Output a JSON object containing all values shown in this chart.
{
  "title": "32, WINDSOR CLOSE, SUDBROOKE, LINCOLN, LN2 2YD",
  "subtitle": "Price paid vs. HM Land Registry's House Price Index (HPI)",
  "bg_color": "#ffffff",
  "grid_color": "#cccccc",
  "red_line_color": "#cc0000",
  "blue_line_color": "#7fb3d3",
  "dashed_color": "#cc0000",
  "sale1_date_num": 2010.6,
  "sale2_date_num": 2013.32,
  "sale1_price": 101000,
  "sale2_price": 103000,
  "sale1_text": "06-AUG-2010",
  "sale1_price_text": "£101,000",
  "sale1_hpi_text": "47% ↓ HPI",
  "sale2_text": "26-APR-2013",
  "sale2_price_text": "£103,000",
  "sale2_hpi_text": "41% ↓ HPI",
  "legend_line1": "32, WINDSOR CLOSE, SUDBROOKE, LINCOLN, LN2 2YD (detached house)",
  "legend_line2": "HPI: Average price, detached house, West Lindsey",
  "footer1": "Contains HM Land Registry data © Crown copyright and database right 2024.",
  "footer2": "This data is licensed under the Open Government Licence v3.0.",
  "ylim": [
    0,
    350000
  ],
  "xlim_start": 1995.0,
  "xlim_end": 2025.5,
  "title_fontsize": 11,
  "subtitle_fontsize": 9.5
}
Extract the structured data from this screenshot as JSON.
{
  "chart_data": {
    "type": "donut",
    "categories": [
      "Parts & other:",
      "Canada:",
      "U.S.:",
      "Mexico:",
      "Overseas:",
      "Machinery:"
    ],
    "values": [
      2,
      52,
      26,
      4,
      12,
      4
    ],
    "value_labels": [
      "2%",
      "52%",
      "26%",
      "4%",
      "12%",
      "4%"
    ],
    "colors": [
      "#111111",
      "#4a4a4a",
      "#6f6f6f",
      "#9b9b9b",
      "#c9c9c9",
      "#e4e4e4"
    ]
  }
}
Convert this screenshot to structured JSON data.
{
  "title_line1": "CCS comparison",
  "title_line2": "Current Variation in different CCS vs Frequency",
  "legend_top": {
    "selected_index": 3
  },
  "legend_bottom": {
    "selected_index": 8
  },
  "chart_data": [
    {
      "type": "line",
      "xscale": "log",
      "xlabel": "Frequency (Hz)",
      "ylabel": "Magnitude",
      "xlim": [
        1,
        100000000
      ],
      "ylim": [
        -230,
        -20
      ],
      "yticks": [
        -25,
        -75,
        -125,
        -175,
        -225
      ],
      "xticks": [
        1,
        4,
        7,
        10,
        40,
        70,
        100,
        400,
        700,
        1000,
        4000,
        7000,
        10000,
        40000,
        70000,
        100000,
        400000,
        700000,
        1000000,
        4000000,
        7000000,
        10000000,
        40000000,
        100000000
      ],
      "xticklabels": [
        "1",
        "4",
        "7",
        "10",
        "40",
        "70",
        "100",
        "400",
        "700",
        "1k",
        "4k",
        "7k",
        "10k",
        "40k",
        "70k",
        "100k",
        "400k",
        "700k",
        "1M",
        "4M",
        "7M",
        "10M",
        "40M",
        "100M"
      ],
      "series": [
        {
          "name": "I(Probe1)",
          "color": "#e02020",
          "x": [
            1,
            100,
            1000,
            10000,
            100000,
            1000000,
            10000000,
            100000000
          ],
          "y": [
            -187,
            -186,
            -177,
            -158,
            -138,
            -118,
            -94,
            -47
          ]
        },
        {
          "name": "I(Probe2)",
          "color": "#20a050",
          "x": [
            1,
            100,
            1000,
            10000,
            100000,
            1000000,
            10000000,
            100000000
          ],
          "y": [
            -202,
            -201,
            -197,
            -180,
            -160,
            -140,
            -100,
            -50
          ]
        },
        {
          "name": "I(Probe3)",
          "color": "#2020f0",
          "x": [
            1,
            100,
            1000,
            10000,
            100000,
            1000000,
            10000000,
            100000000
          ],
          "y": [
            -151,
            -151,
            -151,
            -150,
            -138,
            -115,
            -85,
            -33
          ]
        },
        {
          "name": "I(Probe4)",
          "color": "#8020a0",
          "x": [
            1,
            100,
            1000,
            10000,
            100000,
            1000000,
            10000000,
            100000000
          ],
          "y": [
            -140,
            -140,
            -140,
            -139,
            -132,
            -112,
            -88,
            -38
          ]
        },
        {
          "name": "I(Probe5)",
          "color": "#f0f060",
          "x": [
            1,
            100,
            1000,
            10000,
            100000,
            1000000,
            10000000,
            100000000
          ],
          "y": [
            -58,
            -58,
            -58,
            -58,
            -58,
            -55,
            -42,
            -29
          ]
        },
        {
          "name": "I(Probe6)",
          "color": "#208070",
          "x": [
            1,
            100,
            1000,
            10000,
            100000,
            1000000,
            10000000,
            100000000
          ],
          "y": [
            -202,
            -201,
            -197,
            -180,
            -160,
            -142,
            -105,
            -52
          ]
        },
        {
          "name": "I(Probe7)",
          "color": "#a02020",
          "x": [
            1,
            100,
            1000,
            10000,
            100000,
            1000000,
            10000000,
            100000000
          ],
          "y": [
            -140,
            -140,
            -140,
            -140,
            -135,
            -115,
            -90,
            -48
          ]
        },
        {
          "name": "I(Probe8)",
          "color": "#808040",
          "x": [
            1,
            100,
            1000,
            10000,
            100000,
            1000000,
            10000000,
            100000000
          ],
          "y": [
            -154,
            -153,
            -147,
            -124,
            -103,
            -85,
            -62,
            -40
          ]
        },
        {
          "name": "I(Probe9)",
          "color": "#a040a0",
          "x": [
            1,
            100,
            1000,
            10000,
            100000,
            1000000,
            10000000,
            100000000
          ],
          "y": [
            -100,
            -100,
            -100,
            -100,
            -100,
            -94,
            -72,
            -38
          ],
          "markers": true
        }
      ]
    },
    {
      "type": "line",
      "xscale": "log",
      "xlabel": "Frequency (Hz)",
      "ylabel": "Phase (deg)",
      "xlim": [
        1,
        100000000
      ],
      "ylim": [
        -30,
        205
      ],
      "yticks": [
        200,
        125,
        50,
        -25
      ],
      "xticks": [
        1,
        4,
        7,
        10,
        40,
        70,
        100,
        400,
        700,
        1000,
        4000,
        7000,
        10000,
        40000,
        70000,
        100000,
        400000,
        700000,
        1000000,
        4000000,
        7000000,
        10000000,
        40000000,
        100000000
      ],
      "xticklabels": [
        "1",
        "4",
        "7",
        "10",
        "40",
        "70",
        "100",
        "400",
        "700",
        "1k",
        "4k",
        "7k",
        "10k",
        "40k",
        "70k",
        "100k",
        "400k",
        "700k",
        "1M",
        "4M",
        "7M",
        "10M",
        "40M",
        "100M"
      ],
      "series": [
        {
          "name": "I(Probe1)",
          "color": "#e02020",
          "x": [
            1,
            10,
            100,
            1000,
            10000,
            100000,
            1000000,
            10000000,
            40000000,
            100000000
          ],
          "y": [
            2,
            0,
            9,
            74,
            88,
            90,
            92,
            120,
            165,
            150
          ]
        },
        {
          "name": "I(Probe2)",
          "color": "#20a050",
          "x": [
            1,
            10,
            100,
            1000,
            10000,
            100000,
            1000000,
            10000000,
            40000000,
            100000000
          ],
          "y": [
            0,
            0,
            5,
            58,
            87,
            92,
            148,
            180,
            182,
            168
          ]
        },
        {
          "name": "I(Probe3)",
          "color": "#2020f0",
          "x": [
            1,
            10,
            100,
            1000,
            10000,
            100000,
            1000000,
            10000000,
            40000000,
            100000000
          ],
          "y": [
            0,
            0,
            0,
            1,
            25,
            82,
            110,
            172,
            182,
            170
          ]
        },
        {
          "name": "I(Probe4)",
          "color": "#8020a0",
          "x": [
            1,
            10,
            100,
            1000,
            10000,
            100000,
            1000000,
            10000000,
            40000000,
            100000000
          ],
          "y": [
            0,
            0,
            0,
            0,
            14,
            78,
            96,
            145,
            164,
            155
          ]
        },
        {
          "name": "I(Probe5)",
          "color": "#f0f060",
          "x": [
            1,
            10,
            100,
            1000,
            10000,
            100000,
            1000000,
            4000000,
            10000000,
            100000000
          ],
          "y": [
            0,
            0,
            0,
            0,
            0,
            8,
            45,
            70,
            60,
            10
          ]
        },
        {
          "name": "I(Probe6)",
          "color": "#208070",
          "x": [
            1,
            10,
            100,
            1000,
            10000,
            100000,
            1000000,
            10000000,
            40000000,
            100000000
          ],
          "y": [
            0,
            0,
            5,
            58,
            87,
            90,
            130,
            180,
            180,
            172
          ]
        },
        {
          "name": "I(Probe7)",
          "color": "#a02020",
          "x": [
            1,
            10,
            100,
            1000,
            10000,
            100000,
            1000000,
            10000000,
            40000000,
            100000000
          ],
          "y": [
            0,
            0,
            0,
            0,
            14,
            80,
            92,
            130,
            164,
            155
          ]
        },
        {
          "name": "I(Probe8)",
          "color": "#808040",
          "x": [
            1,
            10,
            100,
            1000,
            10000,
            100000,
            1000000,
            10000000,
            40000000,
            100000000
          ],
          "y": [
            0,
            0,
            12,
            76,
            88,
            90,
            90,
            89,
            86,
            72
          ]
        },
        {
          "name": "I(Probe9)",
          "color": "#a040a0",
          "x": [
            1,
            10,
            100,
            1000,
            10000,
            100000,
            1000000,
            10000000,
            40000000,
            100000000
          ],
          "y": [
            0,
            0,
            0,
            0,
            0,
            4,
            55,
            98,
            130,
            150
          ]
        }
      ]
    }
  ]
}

**WHAT YOU SHOULD DO:**
Looking at the records above, report how many lines contain the word "LINCOLN". Answer with the number only.

**FINAL RESULT:**
2